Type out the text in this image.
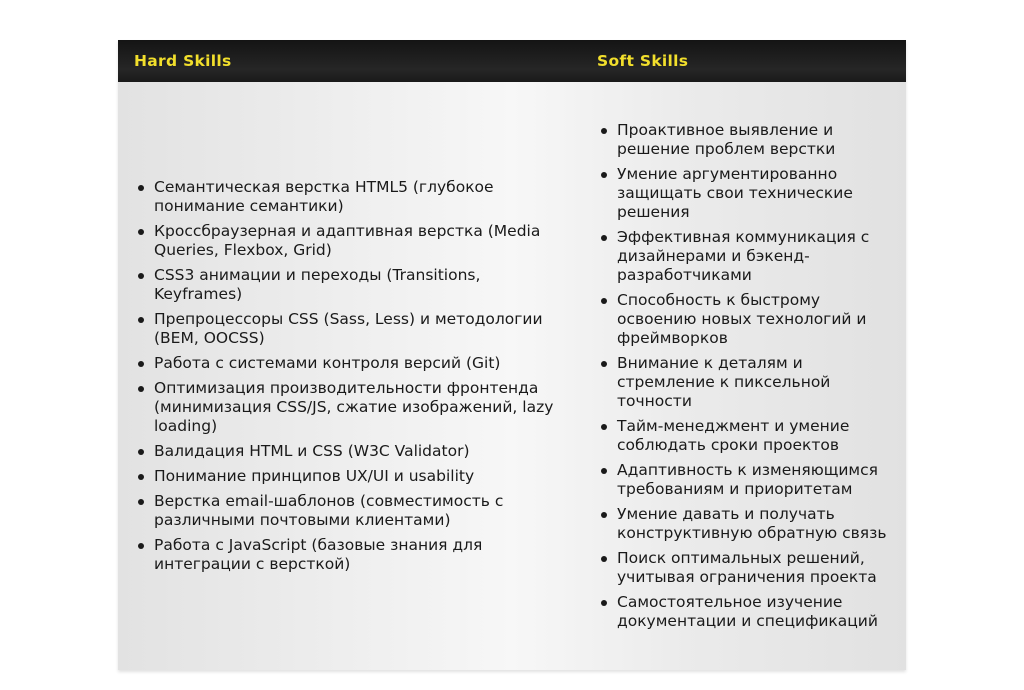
Hard Skills	Soft Skills
Семантическая верстка HTML5 (глубокое понимание семантики)
Кроссбраузерная и адаптивная верстка (Media Queries, Flexbox, Grid)
CSS3 анимации и переходы (Transitions, Keyframes)
Препроцессоры CSS (Sass, Less) и методологии (BEM, OOCSS)
Работа с системами контроля версий (Git)
Оптимизация производительности фронтенда (минимизация CSS/JS, сжатие изображений, lazy loading)
Валидация HTML и CSS (W3C Validator)
Понимание принципов UX/UI и usability
Верстка email-шаблонов (совместимость с различными почтовыми клиентами)
Работа с JavaScript (базовые знания для интеграции с версткой)
Проактивное выявление и решение проблем верстки
Умение аргументированно защищать свои технические решения
Эффективная коммуникация с дизайнерами и бэкенд-разработчиками
Способность к быстрому освоению новых технологий и фреймворков
Внимание к деталям и стремление к пиксельной точности
Тайм-менеджмент и умение соблюдать сроки проектов
Адаптивность к изменяющимся требованиям и приоритетам
Умение давать и получать конструктивную обратную связь
Поиск оптимальных решений, учитывая ограничения проекта
Самостоятельное изучение документации и спецификаций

-*-

:: WHAT YOU ARE ASKED TO DO ::
Reproduce the full listing faithfully, but do not carry over any pictures.

:: THE SOLUTION ::
Type out the text in this image.
Hard Skills	Soft Skills
Семантическая верстка HTML5 (глубокое понимание семантики)
Кроссбраузерная и адаптивная верстка (Media Queries, Flexbox, Grid)
CSS3 анимации и переходы (Transitions, Keyframes)
Препроцессоры CSS (Sass, Less) и методологии (BEM, OOCSS)
Работа с системами контроля версий (Git)
Оптимизация производительности фронтенда (минимизация CSS/JS, сжатие изображений, lazy loading)
Валидация HTML и CSS (W3C Validator)
Понимание принципов UX/UI и usability
Верстка email-шаблонов (совместимость с различными почтовыми клиентами)
Работа с JavaScript (базовые знания для интеграции с версткой)
Проактивное выявление и решение проблем верстки
Умение аргументированно защищать свои технические решения
Эффективная коммуникация с дизайнерами и бэкенд-разработчиками
Способность к быстрому освоению новых технологий и фреймворков
Внимание к деталям и стремление к пиксельной точности
Тайм-менеджмент и умение соблюдать сроки проектов
Адаптивность к изменяющимся требованиям и приоритетам
Умение давать и получать конструктивную обратную связь
Поиск оптимальных решений, учитывая ограничения проекта
Самостоятельное изучение документации и спецификаций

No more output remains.